** BEGIN Records for the exercise **

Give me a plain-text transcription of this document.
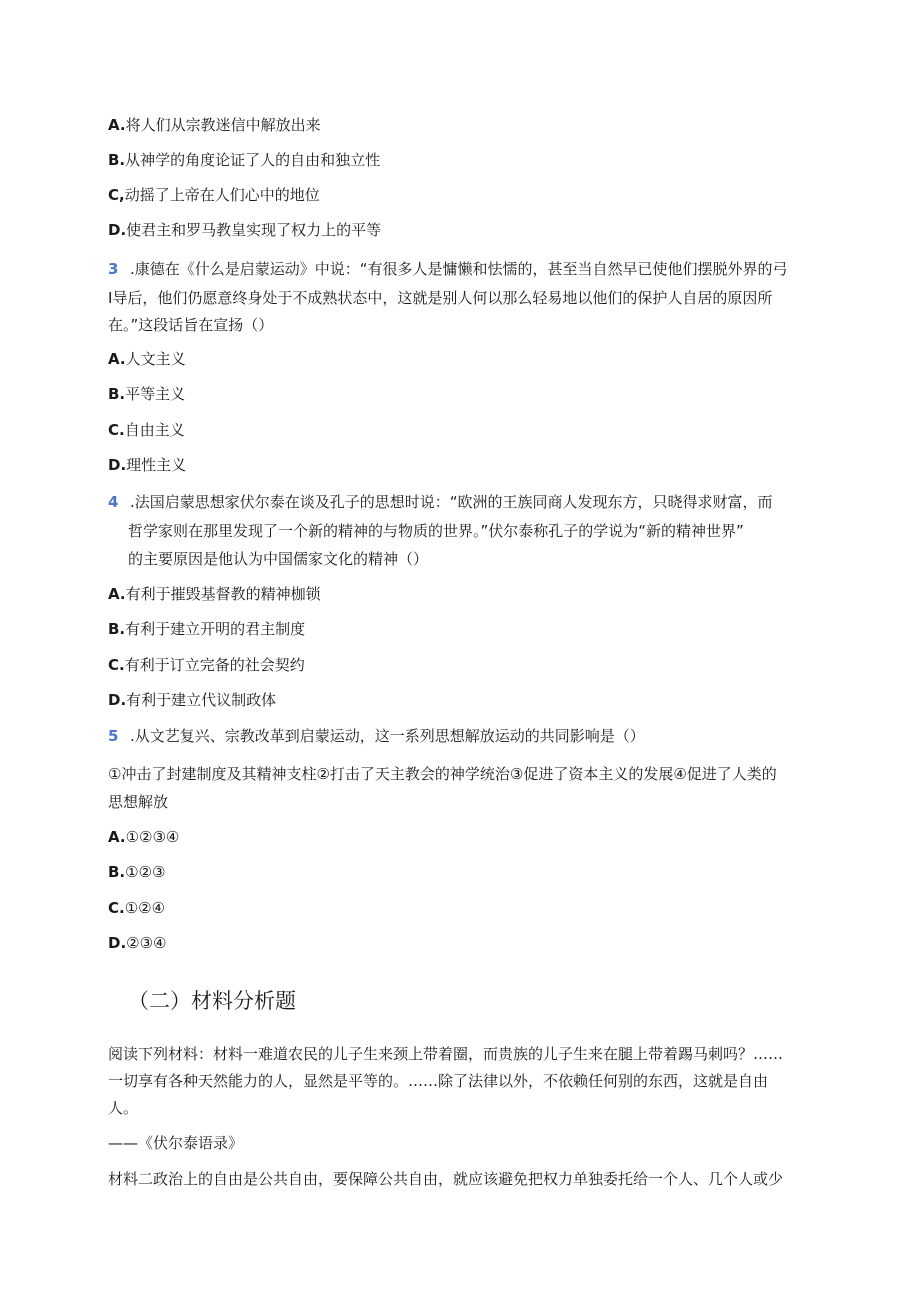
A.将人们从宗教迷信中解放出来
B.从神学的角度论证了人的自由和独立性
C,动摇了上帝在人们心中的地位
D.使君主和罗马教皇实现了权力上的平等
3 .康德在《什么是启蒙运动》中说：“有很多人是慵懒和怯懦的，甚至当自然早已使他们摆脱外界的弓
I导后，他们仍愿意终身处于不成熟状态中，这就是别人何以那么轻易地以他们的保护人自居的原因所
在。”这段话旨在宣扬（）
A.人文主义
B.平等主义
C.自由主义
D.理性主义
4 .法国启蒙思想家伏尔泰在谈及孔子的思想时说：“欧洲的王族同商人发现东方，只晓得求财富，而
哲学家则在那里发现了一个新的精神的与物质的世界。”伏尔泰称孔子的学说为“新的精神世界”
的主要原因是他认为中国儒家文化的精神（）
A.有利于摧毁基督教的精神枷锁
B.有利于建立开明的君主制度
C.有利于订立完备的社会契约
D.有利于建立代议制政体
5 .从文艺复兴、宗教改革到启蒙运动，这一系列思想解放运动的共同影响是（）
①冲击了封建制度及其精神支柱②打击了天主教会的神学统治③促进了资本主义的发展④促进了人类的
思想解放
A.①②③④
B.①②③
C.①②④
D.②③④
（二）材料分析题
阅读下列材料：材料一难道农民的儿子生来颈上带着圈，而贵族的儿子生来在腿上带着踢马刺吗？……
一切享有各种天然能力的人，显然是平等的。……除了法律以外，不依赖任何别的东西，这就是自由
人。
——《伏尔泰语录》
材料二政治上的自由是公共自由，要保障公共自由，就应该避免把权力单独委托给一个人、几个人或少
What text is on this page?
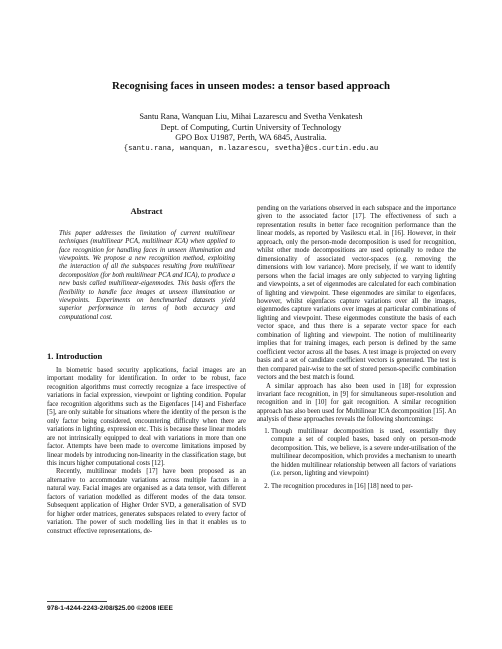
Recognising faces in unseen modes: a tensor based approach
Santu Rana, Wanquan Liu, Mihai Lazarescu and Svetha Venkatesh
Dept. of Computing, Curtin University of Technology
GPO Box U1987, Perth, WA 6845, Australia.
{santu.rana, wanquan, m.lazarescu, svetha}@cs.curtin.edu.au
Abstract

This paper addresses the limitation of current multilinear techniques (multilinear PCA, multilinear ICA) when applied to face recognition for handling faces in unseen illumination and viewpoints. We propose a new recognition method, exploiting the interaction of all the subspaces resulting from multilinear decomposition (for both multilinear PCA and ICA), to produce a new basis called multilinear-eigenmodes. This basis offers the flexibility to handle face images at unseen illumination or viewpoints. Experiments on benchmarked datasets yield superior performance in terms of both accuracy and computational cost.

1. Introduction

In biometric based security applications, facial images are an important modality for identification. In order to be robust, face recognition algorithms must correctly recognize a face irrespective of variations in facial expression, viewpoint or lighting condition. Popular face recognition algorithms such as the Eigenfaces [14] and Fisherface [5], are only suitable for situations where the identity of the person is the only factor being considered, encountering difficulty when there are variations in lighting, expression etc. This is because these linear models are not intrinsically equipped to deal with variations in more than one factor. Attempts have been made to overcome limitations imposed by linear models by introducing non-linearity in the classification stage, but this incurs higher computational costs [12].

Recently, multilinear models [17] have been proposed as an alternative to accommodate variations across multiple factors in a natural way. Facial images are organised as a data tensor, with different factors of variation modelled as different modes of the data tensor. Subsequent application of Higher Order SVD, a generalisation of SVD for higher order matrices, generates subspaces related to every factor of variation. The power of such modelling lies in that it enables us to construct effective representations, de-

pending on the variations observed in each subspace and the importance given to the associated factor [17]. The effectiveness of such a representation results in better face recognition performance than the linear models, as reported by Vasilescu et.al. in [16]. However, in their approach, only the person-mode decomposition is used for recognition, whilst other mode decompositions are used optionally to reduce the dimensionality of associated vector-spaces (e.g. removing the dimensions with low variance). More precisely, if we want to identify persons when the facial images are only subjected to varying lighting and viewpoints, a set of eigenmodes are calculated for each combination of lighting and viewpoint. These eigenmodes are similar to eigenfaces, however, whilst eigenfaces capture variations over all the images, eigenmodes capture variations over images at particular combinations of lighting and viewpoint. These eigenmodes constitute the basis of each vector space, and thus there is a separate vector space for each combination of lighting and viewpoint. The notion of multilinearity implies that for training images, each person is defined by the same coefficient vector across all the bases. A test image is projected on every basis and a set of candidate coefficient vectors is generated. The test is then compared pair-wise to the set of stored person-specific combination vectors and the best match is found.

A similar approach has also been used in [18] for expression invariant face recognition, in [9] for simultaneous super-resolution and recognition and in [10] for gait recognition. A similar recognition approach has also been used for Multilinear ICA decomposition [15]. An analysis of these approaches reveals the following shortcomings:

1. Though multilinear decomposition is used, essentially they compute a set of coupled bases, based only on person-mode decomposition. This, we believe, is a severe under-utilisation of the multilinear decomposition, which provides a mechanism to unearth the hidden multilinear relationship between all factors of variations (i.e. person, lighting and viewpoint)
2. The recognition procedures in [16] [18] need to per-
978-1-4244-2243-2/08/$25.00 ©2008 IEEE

** END Records for the exercise **
** BEGIN Records for the exercise **

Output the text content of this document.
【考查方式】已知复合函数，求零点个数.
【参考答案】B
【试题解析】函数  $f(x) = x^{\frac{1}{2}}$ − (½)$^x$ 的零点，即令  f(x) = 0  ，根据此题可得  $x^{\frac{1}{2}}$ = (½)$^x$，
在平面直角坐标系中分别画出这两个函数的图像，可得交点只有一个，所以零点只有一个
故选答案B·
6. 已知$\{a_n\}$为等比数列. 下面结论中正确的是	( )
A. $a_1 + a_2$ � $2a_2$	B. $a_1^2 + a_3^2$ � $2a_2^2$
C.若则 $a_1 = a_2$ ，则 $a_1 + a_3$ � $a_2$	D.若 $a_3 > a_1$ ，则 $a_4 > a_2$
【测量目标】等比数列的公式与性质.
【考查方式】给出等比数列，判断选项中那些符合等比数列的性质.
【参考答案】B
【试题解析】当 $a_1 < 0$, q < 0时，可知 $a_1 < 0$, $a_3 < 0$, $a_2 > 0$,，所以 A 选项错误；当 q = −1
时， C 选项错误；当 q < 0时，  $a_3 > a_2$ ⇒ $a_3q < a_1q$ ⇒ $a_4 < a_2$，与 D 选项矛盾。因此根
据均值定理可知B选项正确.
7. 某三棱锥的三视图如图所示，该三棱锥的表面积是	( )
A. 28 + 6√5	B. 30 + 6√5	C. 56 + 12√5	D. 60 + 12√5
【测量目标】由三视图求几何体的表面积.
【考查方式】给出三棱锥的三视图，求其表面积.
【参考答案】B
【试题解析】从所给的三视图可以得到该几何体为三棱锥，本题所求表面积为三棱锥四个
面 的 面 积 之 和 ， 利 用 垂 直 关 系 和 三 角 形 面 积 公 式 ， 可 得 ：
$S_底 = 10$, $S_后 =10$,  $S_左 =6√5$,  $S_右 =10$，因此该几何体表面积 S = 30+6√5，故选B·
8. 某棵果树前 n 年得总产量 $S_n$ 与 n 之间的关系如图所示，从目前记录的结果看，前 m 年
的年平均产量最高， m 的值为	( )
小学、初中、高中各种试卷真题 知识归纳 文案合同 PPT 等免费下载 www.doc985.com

** END Records for the exercise **

> Work to do
Copy every line of the entries above in which "试题解析" occurs.

> Answer to this problem
【试题解析】函数  $f(x) = x^{\frac{1}{2}}$ − (½)$^x$ 的零点，即令  f(x) = 0  ，根据此题可得  $x^{\frac{1}{2}}$ = (½)$^x$，
【试题解析】当 $a_1 < 0$, q < 0时，可知 $a_1 < 0$, $a_3 < 0$, $a_2 > 0$,，所以 A 选项错误；当 q = −1
【试题解析】从所给的三视图可以得到该几何体为三棱锥，本题所求表面积为三棱锥四个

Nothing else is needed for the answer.